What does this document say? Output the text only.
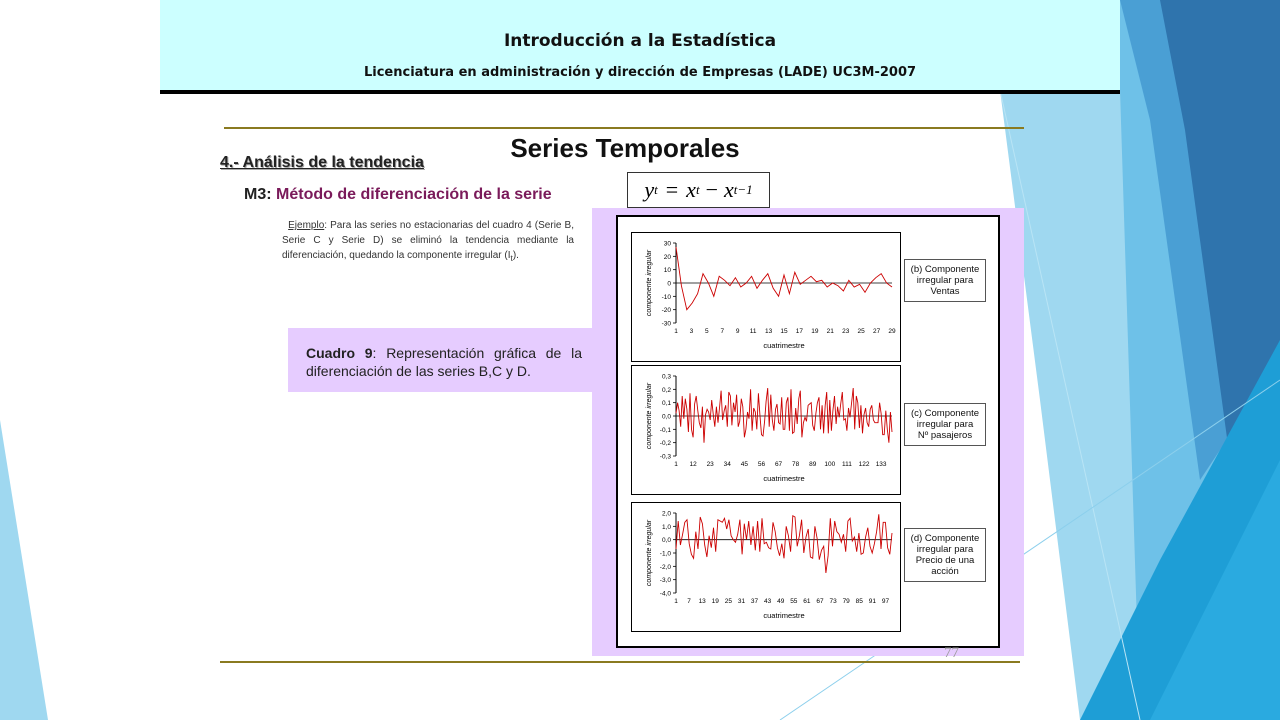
Introducción a la Estadística
Licenciatura en administración y dirección de Empresas (LADE) UC3M-2007
Series Temporales
4.- Análisis de la tendencia
M3: Método de diferenciación de la serie	y t = x t − x t−1
Ejemplo: Para las series no estacionarias del cuadro 4 (Serie B, Serie C y Serie D) se eliminó la tendencia mediante la diferenciación, quedando la componente irregular $(I_t)$.
Cuadro 9: Representación gráfica de la diferenciación de las series B,C y D.
30
20
10
0
-10
-20
-30
1 3 5 7 9 11 13 15 17 19 21 23 25 27 29
cuatrimestre
componente irregular	(b) Componente
irregular para
Ventas
0,3
0,2
0,1
0,0
-0,1
-0,2
-0,3
1 12 23 34 45 56 67 78 89 100 111 122 133
cuatrimestre
componente irregular	(c) Componente
irregular para
Nº pasajeros
2,0
1,0
0,0
-1,0
-2,0
-3,0
-4,0
1 7 13 19 25 31 37 43 49 55 61 67 73 79 85 91 97
cuatrimestre
componente irregular	(d) Componente
irregular para
Precio de una
acción
77
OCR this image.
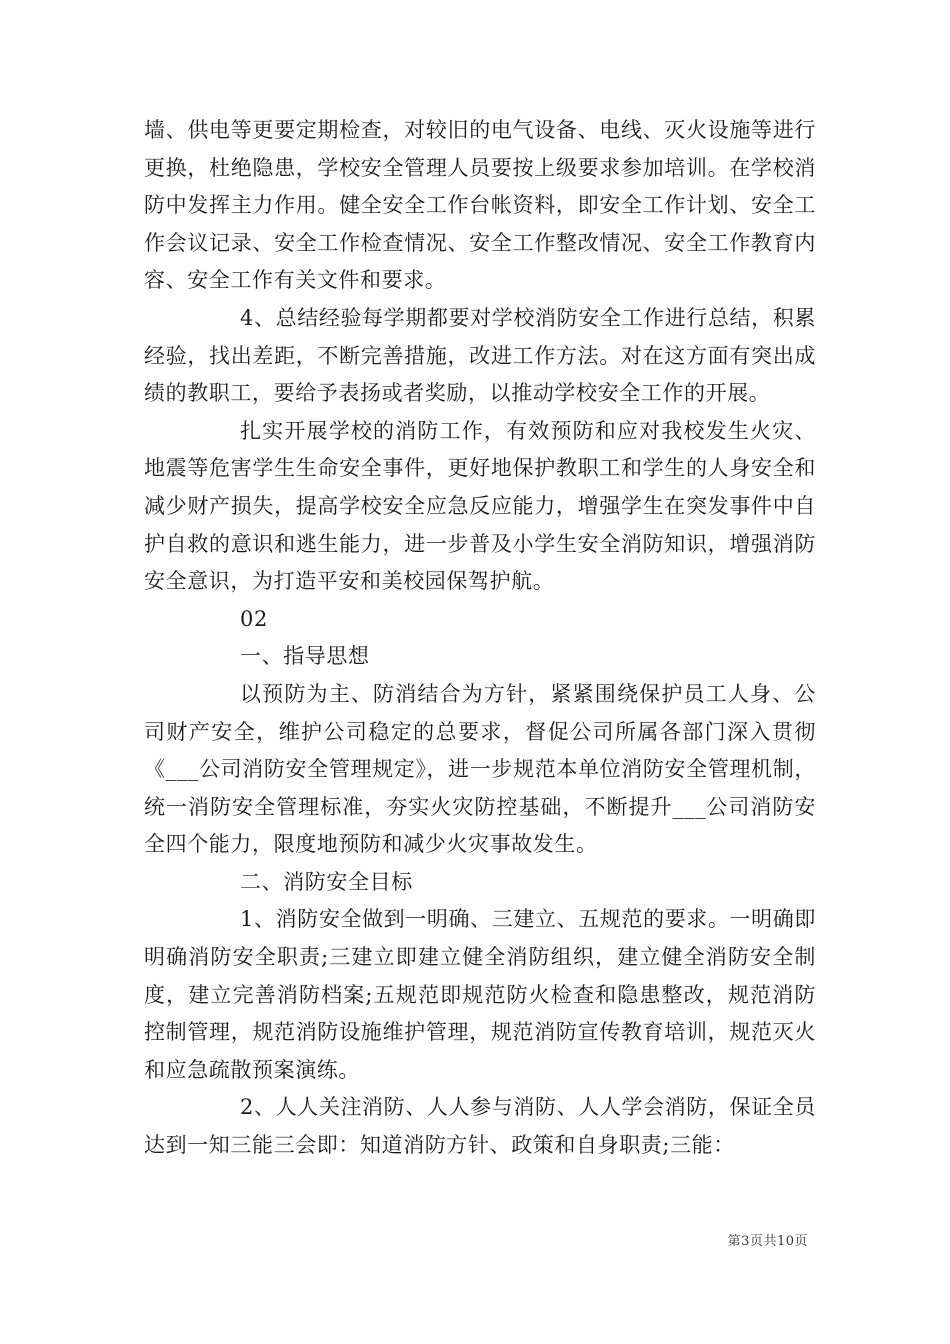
墙、供电等更要定期检查，对较旧的电气设备、电线、灭火设施等进行更换，杜绝隐患，学校安全管理人员要按上级要求参加培训。在学校消防中发挥主力作用。健全安全工作台帐资料，即安全工作计划、安全工作会议记录、安全工作检查情况、安全工作整改情况、安全工作教育内容、安全工作有关文件和要求。

4、总结经验每学期都要对学校消防安全工作进行总结，积累经验，找出差距，不断完善措施，改进工作方法。对在这方面有突出成绩的教职工，要给予表扬或者奖励，以推动学校安全工作的开展。

扎实开展学校的消防工作，有效预防和应对我校发生火灾、地震等危害学生生命安全事件，更好地保护教职工和学生的人身安全和减少财产损失，提高学校安全应急反应能力，增强学生在突发事件中自护自救的意识和逃生能力，进一步普及小学生安全消防知识，增强消防安全意识，为打造平安和美校园保驾护航。

02

一、指导思想

以预防为主、防消结合为方针，紧紧围绕保护员工人身、公司财产安全，维护公司稳定的总要求，督促公司所属各部门深入贯彻《___公司消防安全管理规定》，进一步规范本单位消防安全管理机制，统一消防安全管理标准，夯实火灾防控基础，不断提升___公司消防安全四个能力，限度地预防和减少火灾事故发生。

二、消防安全目标

1、消防安全做到一明确、三建立、五规范的要求。一明确即明确消防安全职责;三建立即建立健全消防组织，建立健全消防安全制度，建立完善消防档案;五规范即规范防火检查和隐患整改，规范消防控制管理，规范消防设施维护管理，规范消防宣传教育培训，规范灭火和应急疏散预案演练。

2、人人关注消防、人人参与消防、人人学会消防，保证全员达到一知三能三会即：知道消防方针、政策和自身职责;三能：

第3页共10页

Task directions. Find the lines with the string "this" and reproduce them.

Task result.
What does this document say? Output the text only.
OCR this image.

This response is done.